Saved entries:
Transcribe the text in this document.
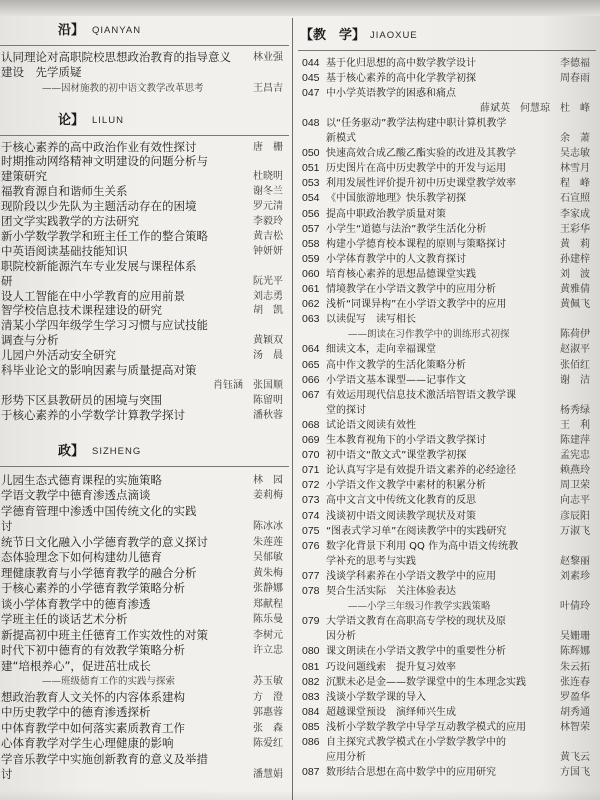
沿】 QIANYAN
认同理论对高职院校思想政治教育的指导意义 林业强
建设　先学质疑
——因材施教的初中语文教学改革思考	王昌吉
论】 LILUN
于核心素养的高中政治作业有效性探讨	唐　栅
时期推动网络精神文明建设的问题分析与
建策研究	杜晓明
福教育源自和谐师生关系	谢冬兰
现阶段以少先队为主题活动存在的困境	罗元清
团文学实践教学的方法研究	李毅玲
新小学数学教学和班主任工作的整合策略	黄吉松
中英语阅读基础技能知识	钟妍妍
职院校新能源汽车专业发展与课程体系
研	阮光平
设人工智能在中小学教育的应用前景	刘志勇
智学校信息技术课程建设的研究	胡　凯
清某小学四年级学生学习习惯与应试技能
调查与分析	黄颖双
儿园户外活动安全研究	汤　晨
科毕业论文的影响因素与质量提高对策
肖钰涵　张国顺
形势下区县教研员的困境与突围	陈留明
于核心素养的小学数学计算教学探讨	潘秋蓉
政】 SIZHENG
儿园生态式德育课程的实施策略	林　园
学语文教学中德育渗透点滴谈	姜莉梅
学德育管理中渗透中国传统文化的实践
讨	陈冰冰
统节日文化融入小学德育教学的意义探讨	朱莲莲
态体验理念下如何构建幼儿德育	吴郁敏
理健康教育与小学德育教学的融合分析	黄朱梅
于核心素养的小学德育教学策略分析	张静娜
谈小学体育教学中的德育渗透	郑献程
学班主任的谈话艺术分析	陈乐曼
新提高初中班主任德育工作实效性的对策	李树元
时代下初中德育的有效教学策略分析	许立忠
建“培根养心”，促进茁壮成长
——班级德育工作的实践与探索	苏玉敏
想政治教育人文关怀的内容体系建构	方　澄
中历史教学中的德育渗透探析	郭惠蓉
中体育教学中如何落实素质教育工作	张　森
心体育教学对学生心理健康的影响	陈爱红
学音乐教学中实施创新教育的意义及举措
讨	潘慧娟
【教　学】 JIAOXUE
044 基于化归思想的高中数学教学设计	李德福
045 基于核心素养的高中化学教学初探	周春雨
047 中小学英语教学的困惑和痛点
薛斌英　何慧琼　杜　峰
048 以“任务驱动”教学法构建中职计算机教学
新模式	余　萧
050 快速高效合成乙酸乙酯实验的改进及其教学	吴志敏
051 历史图片在高中历史教学中的开发与运用	林雪月
053 利用发展性评价提升初中历史课堂教学效率	程　峰
054 《中国旅游地理》快乐教学初探	石宣照
056 提高中职政治教学质量对策	李家成
057 小学生“道德与法治”教学生活化分析	王彩华
058 构建小学德育校本课程的原则与策略探讨	黄　莉
059 小学体育教学中的人文教育探讨	孙建梓
060 培育核心素养的思想品德课堂实践	刘　波
061 情境教学在小学语文教学中的应用分析	黄雅倩
062 浅析“同课异构”在小学语文教学中的应用	黄佩飞
063 以读促写　读写相长
——朗读在习作教学中的训练形式初探	陈荷伊
064 细读文本，走向幸福课堂	赵淑平
065 高中作文教学的生活化策略分析	张佰红
066 小学语文基本课型——记事作文	谢　洁
067 有效运用现代信息技术激活培智语文教学课
堂的探讨	杨秀绿
068 试论语文阅读有效性	王　利
069 生本教育视角下的小学语文教学探讨	陈建萍
070 初中语文“散文式”课堂教学初探	孟宪忠
071 论认真写字是有效提升语文素养的必经途径	赖燕玲
072 小学语文作文教学中素材的积累分析	周卫荣
073 高中文言文中传统文化教育的反思	向志平
074 浅谈初中语文阅读教学现状及对策	彦辰阳
075 “图表式学习单”在阅读教学中的实践研究	万淑飞
076 数字化背景下利用 QQ 作为高中语文传统教
学补充的思考与实践	赵黎丽
077 浅谈学科素养在小学语文教学中的应用	刘素珍
078 契合生活实际　关注体验表达
——小学三年级习作教学实践策略	叶倩玲
079 大学语文教育在高职高专学校的现状及原
因分析	吴姗珊
080 课文朗读在小学语文教学中的重要性分析	陈辉娜
081 巧设问题线索　提升复习效率	朱云拓
082 沉默未必是金——数学课堂中的生本理念实践	张连春
083 浅谈小学数学课的导入	罗盈华
084 超越课堂预设　演绎师兴生成	胡秀通
085 浅析小学数学教学中导学互动教学模式的应用	林智荣
086 自主探究式教学模式在小学数学教学中的
应用分析	黄飞云
087 数形结合思想在高中数学中的应用研究	方国飞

WORK TO BE COMPLETED:
From the listing above, print every entry precisely and drop the pictures.

FINAL ANSWER:
Transcribe the text in this document.
沿】 QIANYAN
认同理论对高职院校思想政治教育的指导意义 林业强
建设　先学质疑
——因材施教的初中语文教学改革思考	王昌吉
论】 LILUN
于核心素养的高中政治作业有效性探讨	唐　栅
时期推动网络精神文明建设的问题分析与
建策研究	杜晓明
福教育源自和谐师生关系	谢冬兰
现阶段以少先队为主题活动存在的困境	罗元清
团文学实践教学的方法研究	李毅玲
新小学数学教学和班主任工作的整合策略	黄吉松
中英语阅读基础技能知识	钟妍妍
职院校新能源汽车专业发展与课程体系
研	阮光平
设人工智能在中小学教育的应用前景	刘志勇
智学校信息技术课程建设的研究	胡　凯
清某小学四年级学生学习习惯与应试技能
调查与分析	黄颖双
儿园户外活动安全研究	汤　晨
科毕业论文的影响因素与质量提高对策
肖钰涵　张国顺
形势下区县教研员的困境与突围	陈留明
于核心素养的小学数学计算教学探讨	潘秋蓉
政】 SIZHENG
儿园生态式德育课程的实施策略	林　园
学语文教学中德育渗透点滴谈	姜莉梅
学德育管理中渗透中国传统文化的实践
讨	陈冰冰
统节日文化融入小学德育教学的意义探讨	朱莲莲
态体验理念下如何构建幼儿德育	吴郁敏
理健康教育与小学德育教学的融合分析	黄朱梅
于核心素养的小学德育教学策略分析	张静娜
谈小学体育教学中的德育渗透	郑献程
学班主任的谈话艺术分析	陈乐曼
新提高初中班主任德育工作实效性的对策	李树元
时代下初中德育的有效教学策略分析	许立忠
建“培根养心”，促进茁壮成长
——班级德育工作的实践与探索	苏玉敏
想政治教育人文关怀的内容体系建构	方　澄
中历史教学中的德育渗透探析	郭惠蓉
中体育教学中如何落实素质教育工作	张　森
心体育教学对学生心理健康的影响	陈爱红
学音乐教学中实施创新教育的意义及举措
讨	潘慧娟
【教　学】 JIAOXUE
044 基于化归思想的高中数学教学设计	李德福
045 基于核心素养的高中化学教学初探	周春雨
047 中小学英语教学的困惑和痛点
薛斌英　何慧琼　杜　峰
048 以“任务驱动”教学法构建中职计算机教学
新模式	余　萧
050 快速高效合成乙酸乙酯实验的改进及其教学	吴志敏
051 历史图片在高中历史教学中的开发与运用	林雪月
053 利用发展性评价提升初中历史课堂教学效率	程　峰
054 《中国旅游地理》快乐教学初探	石宣照
056 提高中职政治教学质量对策	李家成
057 小学生“道德与法治”教学生活化分析	王彩华
058 构建小学德育校本课程的原则与策略探讨	黄　莉
059 小学体育教学中的人文教育探讨	孙建梓
060 培育核心素养的思想品德课堂实践	刘　波
061 情境教学在小学语文教学中的应用分析	黄雅倩
062 浅析“同课异构”在小学语文教学中的应用	黄佩飞
063 以读促写　读写相长
——朗读在习作教学中的训练形式初探	陈荷伊
064 细读文本，走向幸福课堂	赵淑平
065 高中作文教学的生活化策略分析	张佰红
066 小学语文基本课型——记事作文	谢　洁
067 有效运用现代信息技术激活培智语文教学课
堂的探讨	杨秀绿
068 试论语文阅读有效性	王　利
069 生本教育视角下的小学语文教学探讨	陈建萍
070 初中语文“散文式”课堂教学初探	孟宪忠
071 论认真写字是有效提升语文素养的必经途径	赖燕玲
072 小学语文作文教学中素材的积累分析	周卫荣
073 高中文言文中传统文化教育的反思	向志平
074 浅谈初中语文阅读教学现状及对策	彦辰阳
075 “图表式学习单”在阅读教学中的实践研究	万淑飞
076 数字化背景下利用 QQ 作为高中语文传统教
学补充的思考与实践	赵黎丽
077 浅谈学科素养在小学语文教学中的应用	刘素珍
078 契合生活实际　关注体验表达
——小学三年级习作教学实践策略	叶倩玲
079 大学语文教育在高职高专学校的现状及原
因分析	吴姗珊
080 课文朗读在小学语文教学中的重要性分析	陈辉娜
081 巧设问题线索　提升复习效率	朱云拓
082 沉默未必是金——数学课堂中的生本理念实践	张连春
083 浅谈小学数学课的导入	罗盈华
084 超越课堂预设　演绎师兴生成	胡秀通
085 浅析小学数学教学中导学互动教学模式的应用	林智荣
086 自主探究式教学模式在小学数学教学中的
应用分析	黄飞云
087 数形结合思想在高中数学中的应用研究	方国飞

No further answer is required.